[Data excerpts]
_____

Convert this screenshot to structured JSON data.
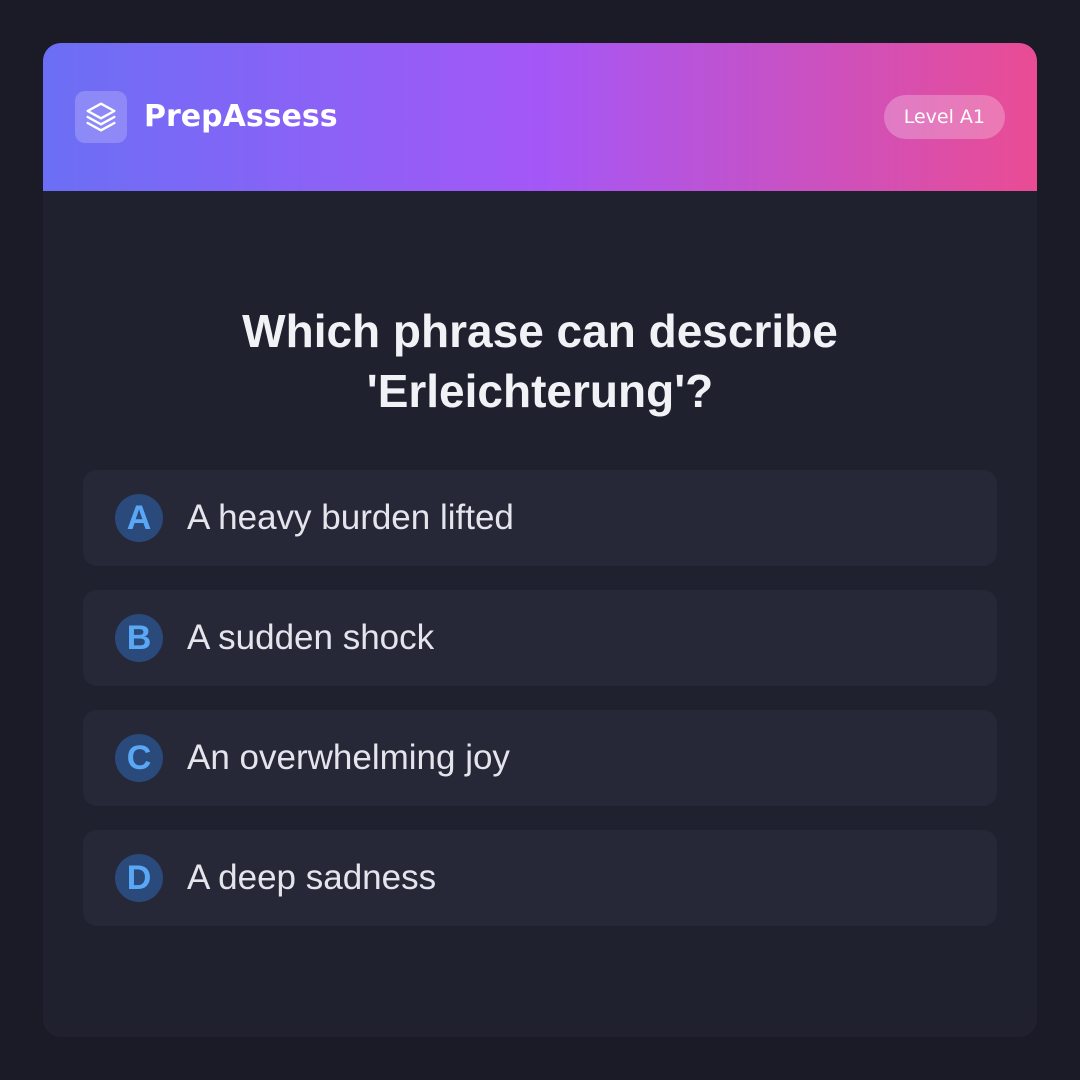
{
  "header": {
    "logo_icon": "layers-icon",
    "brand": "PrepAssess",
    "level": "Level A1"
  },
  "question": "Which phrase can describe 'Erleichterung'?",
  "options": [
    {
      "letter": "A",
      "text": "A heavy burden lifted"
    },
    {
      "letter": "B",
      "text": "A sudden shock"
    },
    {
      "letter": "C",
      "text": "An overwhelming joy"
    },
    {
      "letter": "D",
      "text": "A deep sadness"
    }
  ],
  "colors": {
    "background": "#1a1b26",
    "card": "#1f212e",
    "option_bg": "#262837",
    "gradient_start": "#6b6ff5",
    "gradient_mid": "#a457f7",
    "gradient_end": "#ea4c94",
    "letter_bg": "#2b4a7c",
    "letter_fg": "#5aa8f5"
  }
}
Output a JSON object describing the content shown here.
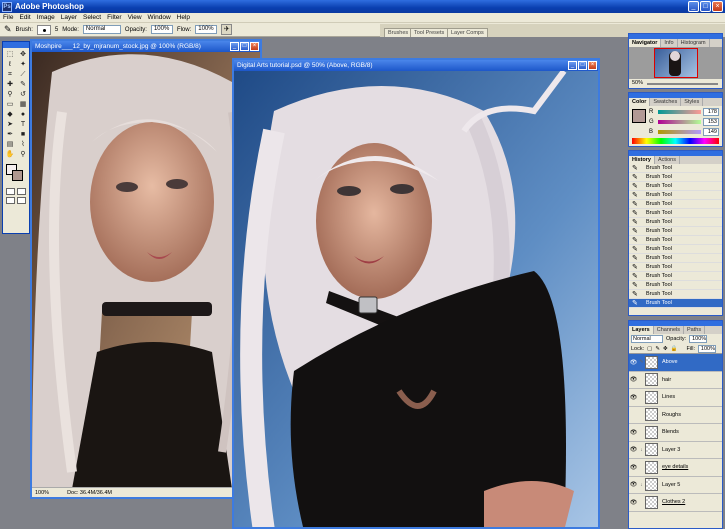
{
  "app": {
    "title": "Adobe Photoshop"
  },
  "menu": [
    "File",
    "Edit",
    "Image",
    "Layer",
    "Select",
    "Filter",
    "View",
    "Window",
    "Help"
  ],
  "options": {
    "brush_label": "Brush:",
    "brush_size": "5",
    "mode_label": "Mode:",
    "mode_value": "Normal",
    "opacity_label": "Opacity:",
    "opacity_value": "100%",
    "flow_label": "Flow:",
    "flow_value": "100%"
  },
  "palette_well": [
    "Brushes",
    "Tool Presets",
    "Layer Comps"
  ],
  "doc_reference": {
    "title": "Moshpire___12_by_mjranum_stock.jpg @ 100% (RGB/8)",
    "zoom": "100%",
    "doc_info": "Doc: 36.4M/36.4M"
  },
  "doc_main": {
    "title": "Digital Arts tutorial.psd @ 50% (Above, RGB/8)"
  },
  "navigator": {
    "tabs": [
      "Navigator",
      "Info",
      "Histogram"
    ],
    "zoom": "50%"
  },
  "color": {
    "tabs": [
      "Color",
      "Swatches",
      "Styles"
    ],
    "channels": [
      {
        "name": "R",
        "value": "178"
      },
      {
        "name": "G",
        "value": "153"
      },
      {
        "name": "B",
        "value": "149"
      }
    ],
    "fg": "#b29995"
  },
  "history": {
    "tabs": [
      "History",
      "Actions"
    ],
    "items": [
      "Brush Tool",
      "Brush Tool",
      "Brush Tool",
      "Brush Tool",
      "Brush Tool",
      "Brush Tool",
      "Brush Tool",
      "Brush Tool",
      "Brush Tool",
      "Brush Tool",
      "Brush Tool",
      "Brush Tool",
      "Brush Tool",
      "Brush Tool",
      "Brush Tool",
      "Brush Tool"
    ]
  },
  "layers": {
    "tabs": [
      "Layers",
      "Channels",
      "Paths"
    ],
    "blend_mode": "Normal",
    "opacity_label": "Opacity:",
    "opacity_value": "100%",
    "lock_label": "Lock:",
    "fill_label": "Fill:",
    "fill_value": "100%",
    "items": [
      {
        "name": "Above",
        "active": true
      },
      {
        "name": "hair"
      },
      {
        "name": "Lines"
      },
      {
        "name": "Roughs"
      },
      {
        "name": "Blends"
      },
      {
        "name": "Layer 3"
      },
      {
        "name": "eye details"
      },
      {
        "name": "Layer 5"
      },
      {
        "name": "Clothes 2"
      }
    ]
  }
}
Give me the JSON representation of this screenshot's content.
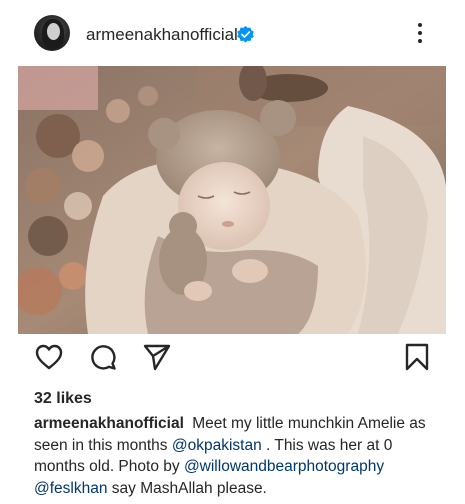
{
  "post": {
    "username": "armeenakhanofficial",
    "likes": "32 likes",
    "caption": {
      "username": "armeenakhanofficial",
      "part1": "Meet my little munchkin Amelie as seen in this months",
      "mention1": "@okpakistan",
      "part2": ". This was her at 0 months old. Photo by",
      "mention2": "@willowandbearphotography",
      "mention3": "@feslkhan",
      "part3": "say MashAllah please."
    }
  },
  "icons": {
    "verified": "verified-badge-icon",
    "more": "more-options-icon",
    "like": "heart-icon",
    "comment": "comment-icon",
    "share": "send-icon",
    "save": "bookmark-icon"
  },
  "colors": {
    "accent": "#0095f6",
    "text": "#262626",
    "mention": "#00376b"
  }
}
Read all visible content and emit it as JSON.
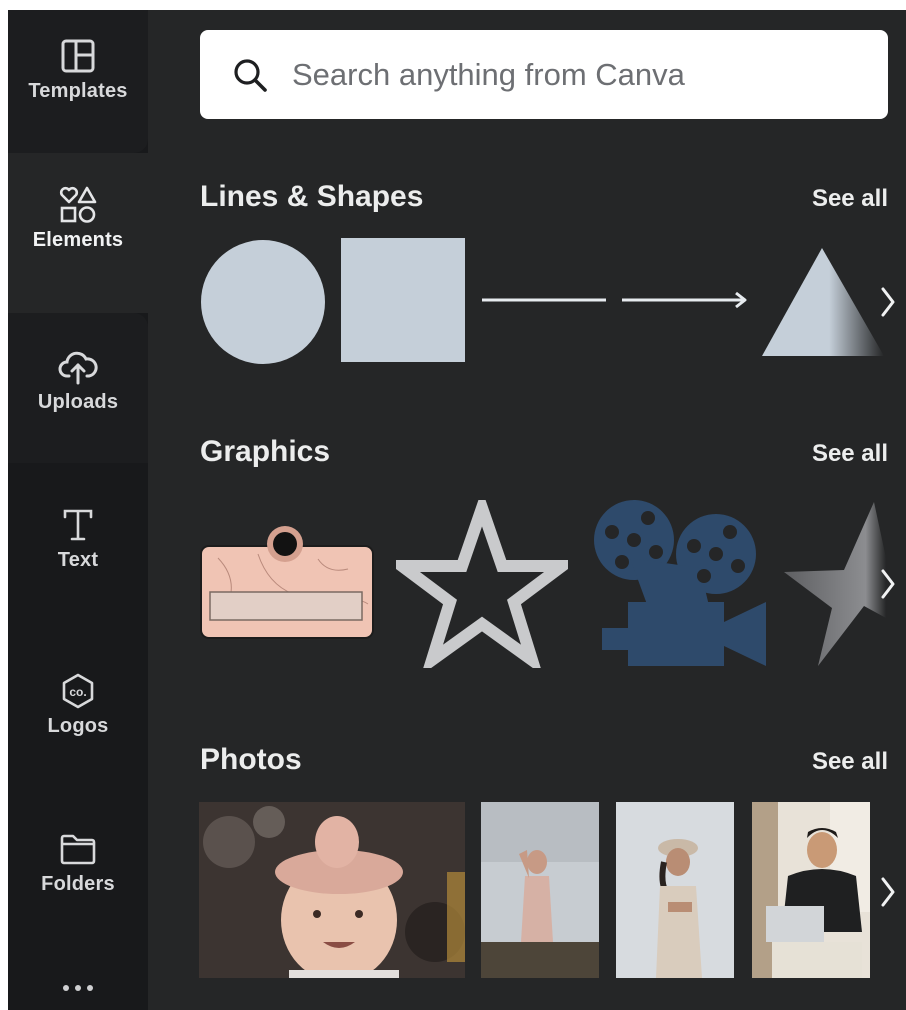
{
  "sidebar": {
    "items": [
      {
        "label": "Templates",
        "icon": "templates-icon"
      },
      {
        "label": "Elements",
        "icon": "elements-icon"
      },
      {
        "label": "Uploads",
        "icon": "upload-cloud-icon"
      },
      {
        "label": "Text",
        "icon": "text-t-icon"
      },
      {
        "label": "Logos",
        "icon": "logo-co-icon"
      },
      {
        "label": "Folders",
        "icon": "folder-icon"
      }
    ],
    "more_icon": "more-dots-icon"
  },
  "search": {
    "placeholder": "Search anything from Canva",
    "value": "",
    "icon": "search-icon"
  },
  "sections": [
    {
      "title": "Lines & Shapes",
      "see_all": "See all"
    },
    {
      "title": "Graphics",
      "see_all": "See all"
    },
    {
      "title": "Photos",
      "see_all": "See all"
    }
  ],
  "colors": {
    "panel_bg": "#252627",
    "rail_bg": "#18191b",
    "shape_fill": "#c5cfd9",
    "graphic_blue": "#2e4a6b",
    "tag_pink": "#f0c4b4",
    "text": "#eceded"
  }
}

_____

Objective: Filter the records above for "Normal" and copy every matching line.

Final result:
    "mode_value": "Normal",
    "blend_mode": "Normal",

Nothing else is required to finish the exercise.